▸ WHAT YOU WILL DO
Produce an exact transcription of the listing below, omitting the pictures.

Records excerpted from a collection
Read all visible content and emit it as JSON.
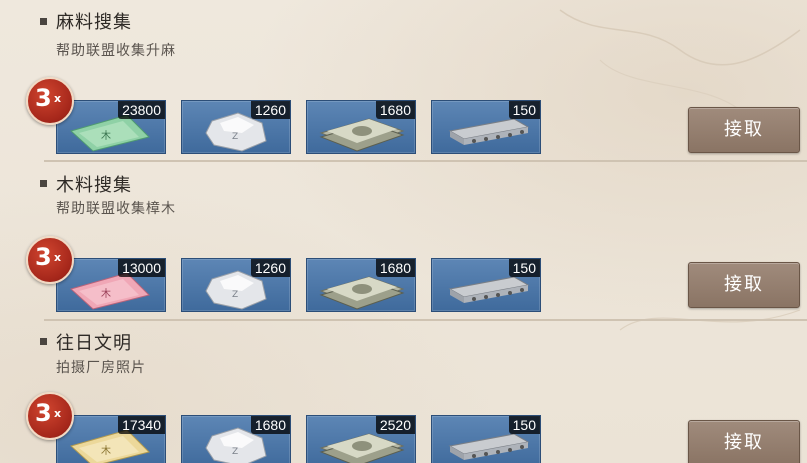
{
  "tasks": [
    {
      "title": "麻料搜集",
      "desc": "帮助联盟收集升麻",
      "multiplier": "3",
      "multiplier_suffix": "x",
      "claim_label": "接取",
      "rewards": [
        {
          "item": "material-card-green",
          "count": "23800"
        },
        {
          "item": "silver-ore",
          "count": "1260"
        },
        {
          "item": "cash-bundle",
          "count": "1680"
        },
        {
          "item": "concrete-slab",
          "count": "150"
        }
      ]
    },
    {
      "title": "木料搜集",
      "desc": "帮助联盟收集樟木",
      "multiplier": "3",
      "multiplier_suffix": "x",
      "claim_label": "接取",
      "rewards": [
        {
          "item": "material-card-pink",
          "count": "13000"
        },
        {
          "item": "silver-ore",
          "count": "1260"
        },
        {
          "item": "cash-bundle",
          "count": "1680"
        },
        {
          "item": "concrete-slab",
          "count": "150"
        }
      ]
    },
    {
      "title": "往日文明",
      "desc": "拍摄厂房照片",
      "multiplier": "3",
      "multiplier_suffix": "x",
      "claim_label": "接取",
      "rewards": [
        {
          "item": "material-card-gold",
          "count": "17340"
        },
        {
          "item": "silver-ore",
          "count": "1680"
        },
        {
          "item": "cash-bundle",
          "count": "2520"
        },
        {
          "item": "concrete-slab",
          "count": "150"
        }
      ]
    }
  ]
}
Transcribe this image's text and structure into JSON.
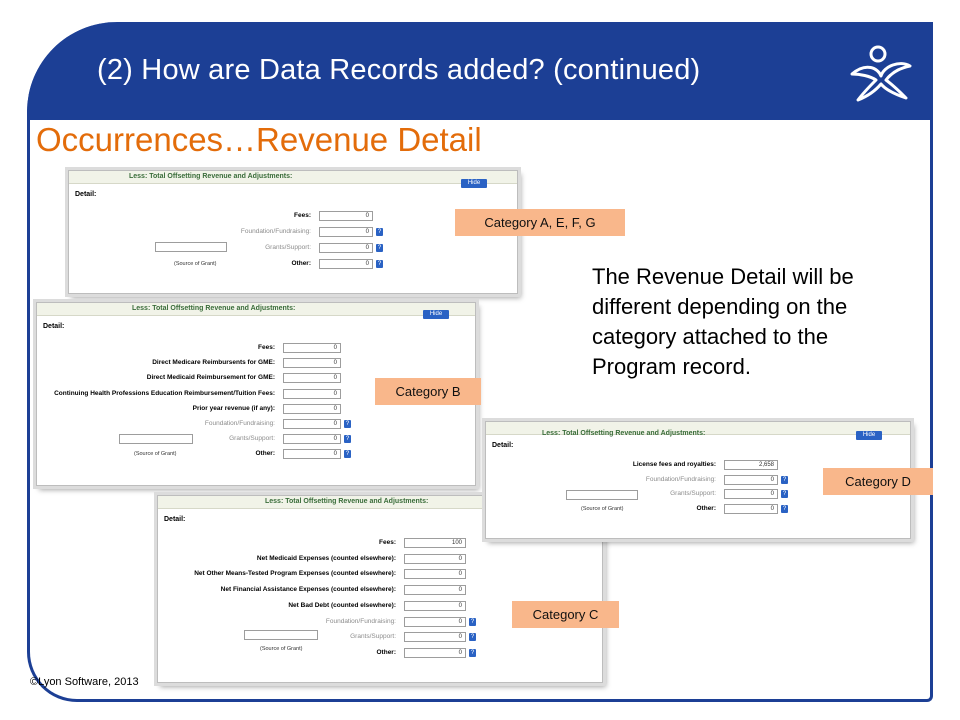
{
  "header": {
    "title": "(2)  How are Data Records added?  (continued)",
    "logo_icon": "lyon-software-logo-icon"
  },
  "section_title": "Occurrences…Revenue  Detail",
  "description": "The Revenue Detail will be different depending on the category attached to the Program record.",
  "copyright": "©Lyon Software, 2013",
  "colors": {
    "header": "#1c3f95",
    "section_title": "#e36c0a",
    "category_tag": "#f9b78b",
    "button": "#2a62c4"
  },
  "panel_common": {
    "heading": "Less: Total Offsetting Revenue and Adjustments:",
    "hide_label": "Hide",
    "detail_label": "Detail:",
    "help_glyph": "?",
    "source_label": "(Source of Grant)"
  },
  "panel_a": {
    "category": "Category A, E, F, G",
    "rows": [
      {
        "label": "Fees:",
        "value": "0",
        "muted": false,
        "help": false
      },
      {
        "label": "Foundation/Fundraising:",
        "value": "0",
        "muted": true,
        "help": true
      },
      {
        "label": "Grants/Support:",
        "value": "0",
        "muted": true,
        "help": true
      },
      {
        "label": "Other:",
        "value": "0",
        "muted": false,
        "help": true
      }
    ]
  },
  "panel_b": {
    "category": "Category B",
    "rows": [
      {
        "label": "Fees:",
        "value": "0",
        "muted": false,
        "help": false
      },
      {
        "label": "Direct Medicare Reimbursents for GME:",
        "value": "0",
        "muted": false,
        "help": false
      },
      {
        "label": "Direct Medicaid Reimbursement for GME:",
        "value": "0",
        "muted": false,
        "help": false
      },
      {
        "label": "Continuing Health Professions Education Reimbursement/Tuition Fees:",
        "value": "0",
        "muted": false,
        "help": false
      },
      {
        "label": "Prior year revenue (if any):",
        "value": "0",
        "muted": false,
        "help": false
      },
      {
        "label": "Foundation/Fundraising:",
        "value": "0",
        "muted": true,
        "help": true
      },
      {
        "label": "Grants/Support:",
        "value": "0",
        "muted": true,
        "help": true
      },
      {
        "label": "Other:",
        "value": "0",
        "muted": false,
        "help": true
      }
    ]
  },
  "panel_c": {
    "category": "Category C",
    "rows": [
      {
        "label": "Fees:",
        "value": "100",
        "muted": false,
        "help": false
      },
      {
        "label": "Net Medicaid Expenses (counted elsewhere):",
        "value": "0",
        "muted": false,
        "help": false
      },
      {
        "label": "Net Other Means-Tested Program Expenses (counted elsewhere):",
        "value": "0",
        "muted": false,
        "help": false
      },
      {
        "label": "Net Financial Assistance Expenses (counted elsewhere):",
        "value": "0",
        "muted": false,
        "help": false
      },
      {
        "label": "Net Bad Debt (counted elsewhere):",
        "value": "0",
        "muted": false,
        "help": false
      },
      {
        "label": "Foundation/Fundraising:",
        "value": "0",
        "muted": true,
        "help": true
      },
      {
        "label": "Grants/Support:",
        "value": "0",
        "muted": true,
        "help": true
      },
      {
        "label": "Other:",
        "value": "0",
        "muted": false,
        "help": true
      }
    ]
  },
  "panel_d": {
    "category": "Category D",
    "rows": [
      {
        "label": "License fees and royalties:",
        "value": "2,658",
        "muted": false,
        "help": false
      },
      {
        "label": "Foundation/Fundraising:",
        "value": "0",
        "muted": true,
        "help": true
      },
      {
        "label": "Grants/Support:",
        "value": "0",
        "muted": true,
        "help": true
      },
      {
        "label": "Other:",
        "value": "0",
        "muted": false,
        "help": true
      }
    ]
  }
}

▸ EXERCISE SOLUTION
Read all visible content and emit it as JSON.
{
  "tasks": [
    {
      "title": "麻料搜集",
      "desc": "帮助联盟收集升麻",
      "multiplier": "3",
      "multiplier_suffix": "x",
      "claim_label": "接取",
      "rewards": [
        {
          "item": "material-card-green",
          "count": "23800"
        },
        {
          "item": "silver-ore",
          "count": "1260"
        },
        {
          "item": "cash-bundle",
          "count": "1680"
        },
        {
          "item": "concrete-slab",
          "count": "150"
        }
      ]
    },
    {
      "title": "木料搜集",
      "desc": "帮助联盟收集樟木",
      "multiplier": "3",
      "multiplier_suffix": "x",
      "claim_label": "接取",
      "rewards": [
        {
          "item": "material-card-pink",
          "count": "13000"
        },
        {
          "item": "silver-ore",
          "count": "1260"
        },
        {
          "item": "cash-bundle",
          "count": "1680"
        },
        {
          "item": "concrete-slab",
          "count": "150"
        }
      ]
    },
    {
      "title": "往日文明",
      "desc": "拍摄厂房照片",
      "multiplier": "3",
      "multiplier_suffix": "x",
      "claim_label": "接取",
      "rewards": [
        {
          "item": "material-card-gold",
          "count": "17340"
        },
        {
          "item": "silver-ore",
          "count": "1680"
        },
        {
          "item": "cash-bundle",
          "count": "2520"
        },
        {
          "item": "concrete-slab",
          "count": "150"
        }
      ]
    }
  ]
}
Transcribe this image's text and structure into JSON.
{
  "header": {
    "title": "(2)  How are Data Records added?  (continued)",
    "logo_icon": "lyon-software-logo-icon"
  },
  "section_title": "Occurrences…Revenue  Detail",
  "description": "The Revenue Detail will be different depending on the category attached to the Program record.",
  "copyright": "©Lyon Software, 2013",
  "colors": {
    "header": "#1c3f95",
    "section_title": "#e36c0a",
    "category_tag": "#f9b78b",
    "button": "#2a62c4"
  },
  "panel_common": {
    "heading": "Less: Total Offsetting Revenue and Adjustments:",
    "hide_label": "Hide",
    "detail_label": "Detail:",
    "help_glyph": "?",
    "source_label": "(Source of Grant)"
  },
  "panel_a": {
    "category": "Category A, E, F, G",
    "rows": [
      {
        "label": "Fees:",
        "value": "0",
        "muted": false,
        "help": false
      },
      {
        "label": "Foundation/Fundraising:",
        "value": "0",
        "muted": true,
        "help": true
      },
      {
        "label": "Grants/Support:",
        "value": "0",
        "muted": true,
        "help": true
      },
      {
        "label": "Other:",
        "value": "0",
        "muted": false,
        "help": true
      }
    ]
  },
  "panel_b": {
    "category": "Category B",
    "rows": [
      {
        "label": "Fees:",
        "value": "0",
        "muted": false,
        "help": false
      },
      {
        "label": "Direct Medicare Reimbursents for GME:",
        "value": "0",
        "muted": false,
        "help": false
      },
      {
        "label": "Direct Medicaid Reimbursement for GME:",
        "value": "0",
        "muted": false,
        "help": false
      },
      {
        "label": "Continuing Health Professions Education Reimbursement/Tuition Fees:",
        "value": "0",
        "muted": false,
        "help": false
      },
      {
        "label": "Prior year revenue (if any):",
        "value": "0",
        "muted": false,
        "help": false
      },
      {
        "label": "Foundation/Fundraising:",
        "value": "0",
        "muted": true,
        "help": true
      },
      {
        "label": "Grants/Support:",
        "value": "0",
        "muted": true,
        "help": true
      },
      {
        "label": "Other:",
        "value": "0",
        "muted": false,
        "help": true
      }
    ]
  },
  "panel_c": {
    "category": "Category C",
    "rows": [
      {
        "label": "Fees:",
        "value": "100",
        "muted": false,
        "help": false
      },
      {
        "label": "Net Medicaid Expenses (counted elsewhere):",
        "value": "0",
        "muted": false,
        "help": false
      },
      {
        "label": "Net Other Means-Tested Program Expenses (counted elsewhere):",
        "value": "0",
        "muted": false,
        "help": false
      },
      {
        "label": "Net Financial Assistance Expenses (counted elsewhere):",
        "value": "0",
        "muted": false,
        "help": false
      },
      {
        "label": "Net Bad Debt (counted elsewhere):",
        "value": "0",
        "muted": false,
        "help": false
      },
      {
        "label": "Foundation/Fundraising:",
        "value": "0",
        "muted": true,
        "help": true
      },
      {
        "label": "Grants/Support:",
        "value": "0",
        "muted": true,
        "help": true
      },
      {
        "label": "Other:",
        "value": "0",
        "muted": false,
        "help": true
      }
    ]
  },
  "panel_d": {
    "category": "Category D",
    "rows": [
      {
        "label": "License fees and royalties:",
        "value": "2,658",
        "muted": false,
        "help": false
      },
      {
        "label": "Foundation/Fundraising:",
        "value": "0",
        "muted": true,
        "help": true
      },
      {
        "label": "Grants/Support:",
        "value": "0",
        "muted": true,
        "help": true
      },
      {
        "label": "Other:",
        "value": "0",
        "muted": false,
        "help": true
      }
    ]
  }
}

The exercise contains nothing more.